Set task: Could you output each line of the data that follows exactly?

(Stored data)
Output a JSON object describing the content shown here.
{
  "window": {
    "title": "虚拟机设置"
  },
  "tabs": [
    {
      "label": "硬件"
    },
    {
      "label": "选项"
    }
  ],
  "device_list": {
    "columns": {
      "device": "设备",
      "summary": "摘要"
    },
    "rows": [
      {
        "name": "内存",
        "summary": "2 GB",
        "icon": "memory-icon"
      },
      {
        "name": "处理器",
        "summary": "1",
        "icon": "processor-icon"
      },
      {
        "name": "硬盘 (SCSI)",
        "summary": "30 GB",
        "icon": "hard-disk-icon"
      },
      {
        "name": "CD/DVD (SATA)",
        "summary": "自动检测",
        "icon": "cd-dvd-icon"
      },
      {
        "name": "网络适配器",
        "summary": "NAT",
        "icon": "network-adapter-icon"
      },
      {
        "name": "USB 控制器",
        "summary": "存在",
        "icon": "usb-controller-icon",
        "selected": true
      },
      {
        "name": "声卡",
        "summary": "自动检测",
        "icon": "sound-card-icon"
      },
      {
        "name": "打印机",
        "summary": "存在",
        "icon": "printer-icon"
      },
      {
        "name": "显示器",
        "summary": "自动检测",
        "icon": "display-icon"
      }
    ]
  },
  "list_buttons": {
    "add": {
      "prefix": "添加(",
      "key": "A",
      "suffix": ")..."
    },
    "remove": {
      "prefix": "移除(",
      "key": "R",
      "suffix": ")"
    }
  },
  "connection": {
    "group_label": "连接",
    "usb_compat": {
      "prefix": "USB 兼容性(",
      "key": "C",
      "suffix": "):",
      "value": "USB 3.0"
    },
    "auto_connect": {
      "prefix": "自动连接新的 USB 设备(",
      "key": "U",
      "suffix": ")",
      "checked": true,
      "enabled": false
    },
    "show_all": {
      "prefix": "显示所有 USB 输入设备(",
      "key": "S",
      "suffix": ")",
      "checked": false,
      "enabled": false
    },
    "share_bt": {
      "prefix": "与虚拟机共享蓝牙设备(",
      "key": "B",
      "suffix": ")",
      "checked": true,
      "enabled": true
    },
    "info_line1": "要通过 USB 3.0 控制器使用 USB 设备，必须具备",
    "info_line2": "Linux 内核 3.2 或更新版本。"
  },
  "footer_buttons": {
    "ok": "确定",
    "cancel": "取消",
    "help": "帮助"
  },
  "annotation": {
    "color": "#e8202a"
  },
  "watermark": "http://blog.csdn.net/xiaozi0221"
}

Written solution:
Output a JSON object describing the content shown here.
{
  "window": {
    "title": "虚拟机设置"
  },
  "tabs": [
    {
      "label": "硬件"
    },
    {
      "label": "选项"
    }
  ],
  "device_list": {
    "columns": {
      "device": "设备",
      "summary": "摘要"
    },
    "rows": [
      {
        "name": "内存",
        "summary": "2 GB",
        "icon": "memory-icon"
      },
      {
        "name": "处理器",
        "summary": "1",
        "icon": "processor-icon"
      },
      {
        "name": "硬盘 (SCSI)",
        "summary": "30 GB",
        "icon": "hard-disk-icon"
      },
      {
        "name": "CD/DVD (SATA)",
        "summary": "自动检测",
        "icon": "cd-dvd-icon"
      },
      {
        "name": "网络适配器",
        "summary": "NAT",
        "icon": "network-adapter-icon"
      },
      {
        "name": "USB 控制器",
        "summary": "存在",
        "icon": "usb-controller-icon",
        "selected": true
      },
      {
        "name": "声卡",
        "summary": "自动检测",
        "icon": "sound-card-icon"
      },
      {
        "name": "打印机",
        "summary": "存在",
        "icon": "printer-icon"
      },
      {
        "name": "显示器",
        "summary": "自动检测",
        "icon": "display-icon"
      }
    ]
  },
  "list_buttons": {
    "add": {
      "prefix": "添加(",
      "key": "A",
      "suffix": ")..."
    },
    "remove": {
      "prefix": "移除(",
      "key": "R",
      "suffix": ")"
    }
  },
  "connection": {
    "group_label": "连接",
    "usb_compat": {
      "prefix": "USB 兼容性(",
      "key": "C",
      "suffix": "):",
      "value": "USB 3.0"
    },
    "auto_connect": {
      "prefix": "自动连接新的 USB 设备(",
      "key": "U",
      "suffix": ")",
      "checked": true,
      "enabled": false
    },
    "show_all": {
      "prefix": "显示所有 USB 输入设备(",
      "key": "S",
      "suffix": ")",
      "checked": false,
      "enabled": false
    },
    "share_bt": {
      "prefix": "与虚拟机共享蓝牙设备(",
      "key": "B",
      "suffix": ")",
      "checked": true,
      "enabled": true
    },
    "info_line1": "要通过 USB 3.0 控制器使用 USB 设备，必须具备",
    "info_line2": "Linux 内核 3.2 或更新版本。"
  },
  "footer_buttons": {
    "ok": "确定",
    "cancel": "取消",
    "help": "帮助"
  },
  "annotation": {
    "color": "#e8202a"
  },
  "watermark": "http://blog.csdn.net/xiaozi0221"
}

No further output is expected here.